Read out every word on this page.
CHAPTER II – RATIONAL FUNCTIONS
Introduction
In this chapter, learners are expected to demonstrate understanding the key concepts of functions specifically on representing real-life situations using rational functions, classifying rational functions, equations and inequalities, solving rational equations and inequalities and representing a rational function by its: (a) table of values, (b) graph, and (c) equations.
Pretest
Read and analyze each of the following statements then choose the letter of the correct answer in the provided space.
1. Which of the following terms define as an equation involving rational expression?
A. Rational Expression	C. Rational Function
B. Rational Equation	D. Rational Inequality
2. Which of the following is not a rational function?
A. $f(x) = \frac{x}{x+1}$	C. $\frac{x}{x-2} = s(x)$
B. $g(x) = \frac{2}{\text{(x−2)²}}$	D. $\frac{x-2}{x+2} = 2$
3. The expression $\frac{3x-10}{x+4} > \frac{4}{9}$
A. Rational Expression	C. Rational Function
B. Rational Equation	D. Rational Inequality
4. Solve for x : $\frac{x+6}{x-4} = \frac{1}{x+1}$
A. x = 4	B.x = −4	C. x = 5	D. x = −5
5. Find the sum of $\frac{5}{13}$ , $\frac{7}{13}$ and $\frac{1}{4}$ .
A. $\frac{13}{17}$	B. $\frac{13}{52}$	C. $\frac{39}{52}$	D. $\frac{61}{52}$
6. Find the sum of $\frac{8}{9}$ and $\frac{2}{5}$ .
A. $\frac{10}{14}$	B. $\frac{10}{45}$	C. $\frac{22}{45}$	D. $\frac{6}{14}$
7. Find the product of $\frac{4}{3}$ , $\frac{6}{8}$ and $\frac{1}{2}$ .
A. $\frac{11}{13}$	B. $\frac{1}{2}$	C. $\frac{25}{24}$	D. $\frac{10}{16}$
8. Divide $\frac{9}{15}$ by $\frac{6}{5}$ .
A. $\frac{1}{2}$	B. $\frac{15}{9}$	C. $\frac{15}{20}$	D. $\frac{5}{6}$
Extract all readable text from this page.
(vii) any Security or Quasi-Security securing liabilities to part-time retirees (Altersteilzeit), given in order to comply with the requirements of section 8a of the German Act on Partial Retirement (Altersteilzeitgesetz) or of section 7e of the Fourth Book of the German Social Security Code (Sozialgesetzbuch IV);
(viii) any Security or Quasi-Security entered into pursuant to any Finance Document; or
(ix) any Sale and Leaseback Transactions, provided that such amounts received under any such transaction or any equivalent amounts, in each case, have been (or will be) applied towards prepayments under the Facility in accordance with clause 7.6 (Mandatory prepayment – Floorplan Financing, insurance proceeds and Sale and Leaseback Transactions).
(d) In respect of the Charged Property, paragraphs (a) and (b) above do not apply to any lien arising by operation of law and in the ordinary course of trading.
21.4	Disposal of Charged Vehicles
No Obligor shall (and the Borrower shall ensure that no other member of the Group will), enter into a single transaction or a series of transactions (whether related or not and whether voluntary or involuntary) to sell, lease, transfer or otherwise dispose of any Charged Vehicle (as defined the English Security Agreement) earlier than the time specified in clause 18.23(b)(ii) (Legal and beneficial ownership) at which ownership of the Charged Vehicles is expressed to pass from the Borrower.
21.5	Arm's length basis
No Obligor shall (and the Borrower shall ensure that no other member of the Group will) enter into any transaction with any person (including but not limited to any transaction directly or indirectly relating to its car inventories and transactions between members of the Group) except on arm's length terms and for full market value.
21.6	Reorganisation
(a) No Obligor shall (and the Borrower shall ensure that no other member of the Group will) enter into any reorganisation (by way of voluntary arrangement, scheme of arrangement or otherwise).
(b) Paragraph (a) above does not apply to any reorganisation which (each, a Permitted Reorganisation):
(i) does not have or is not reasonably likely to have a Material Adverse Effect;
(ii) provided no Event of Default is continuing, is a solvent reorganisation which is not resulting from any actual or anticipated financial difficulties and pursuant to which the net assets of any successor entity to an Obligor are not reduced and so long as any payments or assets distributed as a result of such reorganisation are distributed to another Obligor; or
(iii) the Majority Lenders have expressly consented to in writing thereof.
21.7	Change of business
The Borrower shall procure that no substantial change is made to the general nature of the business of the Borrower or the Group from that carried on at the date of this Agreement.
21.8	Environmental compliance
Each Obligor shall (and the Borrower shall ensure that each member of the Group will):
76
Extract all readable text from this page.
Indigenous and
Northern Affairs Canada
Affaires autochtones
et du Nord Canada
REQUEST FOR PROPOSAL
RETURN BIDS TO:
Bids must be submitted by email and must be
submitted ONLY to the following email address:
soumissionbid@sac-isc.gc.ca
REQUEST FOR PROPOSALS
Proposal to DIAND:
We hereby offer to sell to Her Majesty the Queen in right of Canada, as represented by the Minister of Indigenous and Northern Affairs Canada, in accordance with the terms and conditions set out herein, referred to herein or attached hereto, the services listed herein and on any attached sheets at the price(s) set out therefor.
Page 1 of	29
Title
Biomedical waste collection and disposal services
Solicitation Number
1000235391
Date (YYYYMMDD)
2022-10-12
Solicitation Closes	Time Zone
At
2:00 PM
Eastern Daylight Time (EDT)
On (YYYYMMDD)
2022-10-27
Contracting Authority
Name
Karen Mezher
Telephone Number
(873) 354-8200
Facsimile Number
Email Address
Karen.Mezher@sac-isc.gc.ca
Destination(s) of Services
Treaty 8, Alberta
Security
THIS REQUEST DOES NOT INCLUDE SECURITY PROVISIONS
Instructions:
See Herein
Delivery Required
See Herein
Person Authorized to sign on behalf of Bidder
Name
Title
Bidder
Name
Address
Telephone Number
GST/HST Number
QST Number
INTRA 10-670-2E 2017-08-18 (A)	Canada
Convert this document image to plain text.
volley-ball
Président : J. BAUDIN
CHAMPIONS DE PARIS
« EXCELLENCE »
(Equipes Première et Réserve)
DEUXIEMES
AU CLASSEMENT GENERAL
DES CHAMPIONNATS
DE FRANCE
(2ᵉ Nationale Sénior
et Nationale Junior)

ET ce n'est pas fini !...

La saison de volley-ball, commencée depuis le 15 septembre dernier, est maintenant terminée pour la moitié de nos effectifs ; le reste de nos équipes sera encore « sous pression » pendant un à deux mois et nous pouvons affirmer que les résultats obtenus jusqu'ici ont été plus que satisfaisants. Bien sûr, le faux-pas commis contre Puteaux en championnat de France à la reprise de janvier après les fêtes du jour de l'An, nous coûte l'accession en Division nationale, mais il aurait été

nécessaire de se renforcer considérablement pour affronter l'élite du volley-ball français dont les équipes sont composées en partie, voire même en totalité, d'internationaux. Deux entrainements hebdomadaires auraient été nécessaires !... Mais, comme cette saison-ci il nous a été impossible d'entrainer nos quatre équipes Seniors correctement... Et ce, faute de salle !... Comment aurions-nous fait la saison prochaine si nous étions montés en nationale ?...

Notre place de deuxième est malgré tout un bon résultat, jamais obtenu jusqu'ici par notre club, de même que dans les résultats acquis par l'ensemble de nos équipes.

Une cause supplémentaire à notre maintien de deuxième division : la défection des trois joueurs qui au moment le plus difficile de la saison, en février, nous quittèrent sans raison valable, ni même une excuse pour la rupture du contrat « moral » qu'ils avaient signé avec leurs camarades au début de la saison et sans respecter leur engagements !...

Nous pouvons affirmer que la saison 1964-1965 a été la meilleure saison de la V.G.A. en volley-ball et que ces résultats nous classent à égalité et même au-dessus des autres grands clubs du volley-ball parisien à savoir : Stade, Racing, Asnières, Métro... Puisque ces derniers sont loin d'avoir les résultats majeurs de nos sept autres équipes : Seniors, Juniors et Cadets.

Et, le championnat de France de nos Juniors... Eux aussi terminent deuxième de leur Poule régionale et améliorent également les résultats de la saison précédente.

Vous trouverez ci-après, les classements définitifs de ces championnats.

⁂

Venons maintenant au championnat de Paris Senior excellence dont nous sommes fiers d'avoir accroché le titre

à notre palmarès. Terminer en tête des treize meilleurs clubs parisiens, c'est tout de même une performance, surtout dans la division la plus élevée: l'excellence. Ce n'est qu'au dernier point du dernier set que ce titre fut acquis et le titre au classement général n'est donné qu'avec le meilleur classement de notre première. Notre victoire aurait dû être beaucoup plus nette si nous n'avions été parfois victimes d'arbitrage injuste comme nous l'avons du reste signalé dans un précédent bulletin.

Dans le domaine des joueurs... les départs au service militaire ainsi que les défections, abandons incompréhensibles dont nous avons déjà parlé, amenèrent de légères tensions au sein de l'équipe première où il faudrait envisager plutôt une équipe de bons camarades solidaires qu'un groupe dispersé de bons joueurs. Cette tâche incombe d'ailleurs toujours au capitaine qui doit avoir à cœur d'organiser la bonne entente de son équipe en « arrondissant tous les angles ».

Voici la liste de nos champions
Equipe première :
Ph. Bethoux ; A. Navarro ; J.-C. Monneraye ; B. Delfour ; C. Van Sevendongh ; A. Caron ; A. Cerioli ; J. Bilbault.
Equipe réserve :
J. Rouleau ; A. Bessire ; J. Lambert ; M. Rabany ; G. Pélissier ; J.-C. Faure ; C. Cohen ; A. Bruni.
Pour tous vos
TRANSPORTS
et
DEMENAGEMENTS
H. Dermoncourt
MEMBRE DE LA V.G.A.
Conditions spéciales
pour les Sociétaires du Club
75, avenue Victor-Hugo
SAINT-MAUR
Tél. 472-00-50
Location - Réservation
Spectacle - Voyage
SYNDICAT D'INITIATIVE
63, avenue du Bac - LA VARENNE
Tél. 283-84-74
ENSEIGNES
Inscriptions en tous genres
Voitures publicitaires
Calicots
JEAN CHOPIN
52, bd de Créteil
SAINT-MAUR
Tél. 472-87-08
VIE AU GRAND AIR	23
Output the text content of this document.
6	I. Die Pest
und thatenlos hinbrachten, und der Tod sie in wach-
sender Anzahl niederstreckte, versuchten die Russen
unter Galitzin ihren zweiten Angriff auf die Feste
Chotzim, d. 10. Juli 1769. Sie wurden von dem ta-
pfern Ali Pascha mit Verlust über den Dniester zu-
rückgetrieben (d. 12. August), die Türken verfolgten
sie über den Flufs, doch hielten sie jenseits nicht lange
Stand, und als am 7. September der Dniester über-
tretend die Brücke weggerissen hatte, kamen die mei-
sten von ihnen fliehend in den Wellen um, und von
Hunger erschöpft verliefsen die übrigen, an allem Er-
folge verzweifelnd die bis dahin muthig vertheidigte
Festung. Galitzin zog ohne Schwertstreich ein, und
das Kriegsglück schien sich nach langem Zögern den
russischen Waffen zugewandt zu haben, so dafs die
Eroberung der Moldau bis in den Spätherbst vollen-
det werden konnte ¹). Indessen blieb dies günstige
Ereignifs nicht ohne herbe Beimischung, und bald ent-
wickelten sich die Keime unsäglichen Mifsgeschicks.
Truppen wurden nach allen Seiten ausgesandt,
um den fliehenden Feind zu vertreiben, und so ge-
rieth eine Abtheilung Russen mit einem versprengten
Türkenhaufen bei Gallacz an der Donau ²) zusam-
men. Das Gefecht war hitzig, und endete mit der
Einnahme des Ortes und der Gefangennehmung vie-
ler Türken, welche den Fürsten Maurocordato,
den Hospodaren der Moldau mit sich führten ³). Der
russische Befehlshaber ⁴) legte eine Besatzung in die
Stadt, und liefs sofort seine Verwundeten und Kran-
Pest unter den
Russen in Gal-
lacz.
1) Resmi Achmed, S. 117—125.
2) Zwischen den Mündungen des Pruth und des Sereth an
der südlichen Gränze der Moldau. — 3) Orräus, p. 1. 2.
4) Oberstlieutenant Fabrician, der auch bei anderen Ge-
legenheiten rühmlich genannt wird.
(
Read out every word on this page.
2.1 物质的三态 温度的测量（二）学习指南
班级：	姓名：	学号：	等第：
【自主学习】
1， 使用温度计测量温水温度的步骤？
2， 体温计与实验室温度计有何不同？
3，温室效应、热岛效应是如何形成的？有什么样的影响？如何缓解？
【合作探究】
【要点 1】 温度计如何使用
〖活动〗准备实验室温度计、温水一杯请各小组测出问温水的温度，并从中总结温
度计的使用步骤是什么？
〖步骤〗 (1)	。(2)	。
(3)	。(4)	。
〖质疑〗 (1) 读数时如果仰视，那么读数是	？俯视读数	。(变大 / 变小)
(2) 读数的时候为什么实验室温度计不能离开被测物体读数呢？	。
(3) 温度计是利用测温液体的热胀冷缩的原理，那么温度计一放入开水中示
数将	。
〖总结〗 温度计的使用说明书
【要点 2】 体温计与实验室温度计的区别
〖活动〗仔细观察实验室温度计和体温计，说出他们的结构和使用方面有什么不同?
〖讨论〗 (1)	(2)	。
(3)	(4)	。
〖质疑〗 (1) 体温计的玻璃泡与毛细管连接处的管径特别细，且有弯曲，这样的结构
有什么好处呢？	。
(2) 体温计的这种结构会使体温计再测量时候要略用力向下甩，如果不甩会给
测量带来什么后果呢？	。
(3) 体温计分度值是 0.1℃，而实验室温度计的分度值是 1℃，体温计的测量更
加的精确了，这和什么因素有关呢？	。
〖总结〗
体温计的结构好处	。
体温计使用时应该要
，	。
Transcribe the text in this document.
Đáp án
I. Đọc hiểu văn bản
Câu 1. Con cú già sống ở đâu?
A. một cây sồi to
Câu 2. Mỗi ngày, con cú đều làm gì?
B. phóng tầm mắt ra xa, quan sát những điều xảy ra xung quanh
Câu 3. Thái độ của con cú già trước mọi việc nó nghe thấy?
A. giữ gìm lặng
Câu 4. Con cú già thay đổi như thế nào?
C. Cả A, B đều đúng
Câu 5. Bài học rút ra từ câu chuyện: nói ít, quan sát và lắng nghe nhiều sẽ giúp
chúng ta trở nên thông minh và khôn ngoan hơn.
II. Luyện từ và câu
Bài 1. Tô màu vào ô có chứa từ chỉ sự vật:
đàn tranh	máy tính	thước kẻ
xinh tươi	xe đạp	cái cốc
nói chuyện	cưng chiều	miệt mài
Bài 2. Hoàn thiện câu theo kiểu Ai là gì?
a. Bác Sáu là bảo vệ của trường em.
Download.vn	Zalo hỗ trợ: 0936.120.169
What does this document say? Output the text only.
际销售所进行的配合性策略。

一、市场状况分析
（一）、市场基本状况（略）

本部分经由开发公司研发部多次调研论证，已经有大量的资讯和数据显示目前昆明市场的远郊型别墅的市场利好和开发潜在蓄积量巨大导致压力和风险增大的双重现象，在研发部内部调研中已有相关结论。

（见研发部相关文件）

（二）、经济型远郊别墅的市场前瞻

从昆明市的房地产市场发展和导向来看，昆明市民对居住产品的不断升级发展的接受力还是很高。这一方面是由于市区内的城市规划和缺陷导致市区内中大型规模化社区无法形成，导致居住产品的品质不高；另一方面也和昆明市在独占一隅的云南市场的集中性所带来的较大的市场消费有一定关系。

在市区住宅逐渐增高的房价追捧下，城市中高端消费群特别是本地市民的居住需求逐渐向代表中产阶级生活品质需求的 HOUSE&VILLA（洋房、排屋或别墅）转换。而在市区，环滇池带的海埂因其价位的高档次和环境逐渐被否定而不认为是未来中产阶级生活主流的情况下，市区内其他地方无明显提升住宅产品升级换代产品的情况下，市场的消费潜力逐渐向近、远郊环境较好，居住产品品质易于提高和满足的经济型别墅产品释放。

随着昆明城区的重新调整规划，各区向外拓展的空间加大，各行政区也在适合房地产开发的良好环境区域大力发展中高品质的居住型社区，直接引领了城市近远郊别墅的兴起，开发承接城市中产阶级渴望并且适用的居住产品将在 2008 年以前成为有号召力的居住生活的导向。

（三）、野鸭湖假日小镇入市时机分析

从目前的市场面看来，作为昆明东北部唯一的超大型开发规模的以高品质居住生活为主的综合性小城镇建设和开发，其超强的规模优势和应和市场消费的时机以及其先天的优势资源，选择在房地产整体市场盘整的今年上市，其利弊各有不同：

# # # # # # #

§ **Exercise description**: Extract every line from the one containing "Transcribe the text in this document." through the last line of the data, inclusive, exactly as written.

§ **Task result**:
Transcribe the text in this document.
Đáp án
I. Đọc hiểu văn bản
Câu 1. Con cú già sống ở đâu?
A. một cây sồi to
Câu 2. Mỗi ngày, con cú đều làm gì?
B. phóng tầm mắt ra xa, quan sát những điều xảy ra xung quanh
Câu 3. Thái độ của con cú già trước mọi việc nó nghe thấy?
A. giữ gìm lặng
Câu 4. Con cú già thay đổi như thế nào?
C. Cả A, B đều đúng
Câu 5. Bài học rút ra từ câu chuyện: nói ít, quan sát và lắng nghe nhiều sẽ giúp
chúng ta trở nên thông minh và khôn ngoan hơn.
II. Luyện từ và câu
Bài 1. Tô màu vào ô có chứa từ chỉ sự vật:
đàn tranh	máy tính	thước kẻ
xinh tươi	xe đạp	cái cốc
nói chuyện	cưng chiều	miệt mài
Bài 2. Hoàn thiện câu theo kiểu Ai là gì?
a. Bác Sáu là bảo vệ của trường em.
Download.vn	Zalo hỗ trợ: 0936.120.169
What does this document say? Output the text only.
际销售所进行的配合性策略。

一、市场状况分析
（一）、市场基本状况（略）

本部分经由开发公司研发部多次调研论证，已经有大量的资讯和数据显示目前昆明市场的远郊型别墅的市场利好和开发潜在蓄积量巨大导致压力和风险增大的双重现象，在研发部内部调研中已有相关结论。

（见研发部相关文件）

（二）、经济型远郊别墅的市场前瞻

从昆明市的房地产市场发展和导向来看，昆明市民对居住产品的不断升级发展的接受力还是很高。这一方面是由于市区内的城市规划和缺陷导致市区内中大型规模化社区无法形成，导致居住产品的品质不高；另一方面也和昆明市在独占一隅的云南市场的集中性所带来的较大的市场消费有一定关系。

在市区住宅逐渐增高的房价追捧下，城市中高端消费群特别是本地市民的居住需求逐渐向代表中产阶级生活品质需求的 HOUSE&VILLA（洋房、排屋或别墅）转换。而在市区，环滇池带的海埂因其价位的高档次和环境逐渐被否定而不认为是未来中产阶级生活主流的情况下，市区内其他地方无明显提升住宅产品升级换代产品的情况下，市场的消费潜力逐渐向近、远郊环境较好，居住产品品质易于提高和满足的经济型别墅产品释放。

随着昆明城区的重新调整规划，各区向外拓展的空间加大，各行政区也在适合房地产开发的良好环境区域大力发展中高品质的居住型社区，直接引领了城市近远郊别墅的兴起，开发承接城市中产阶级渴望并且适用的居住产品将在 2008 年以前成为有号召力的居住生活的导向。

（三）、野鸭湖假日小镇入市时机分析

从目前的市场面看来，作为昆明东北部唯一的超大型开发规模的以高品质居住生活为主的综合性小城镇建设和开发，其超强的规模优势和应和市场消费的时机以及其先天的优势资源，选择在房地产整体市场盘整的今年上市，其利弊各有不同：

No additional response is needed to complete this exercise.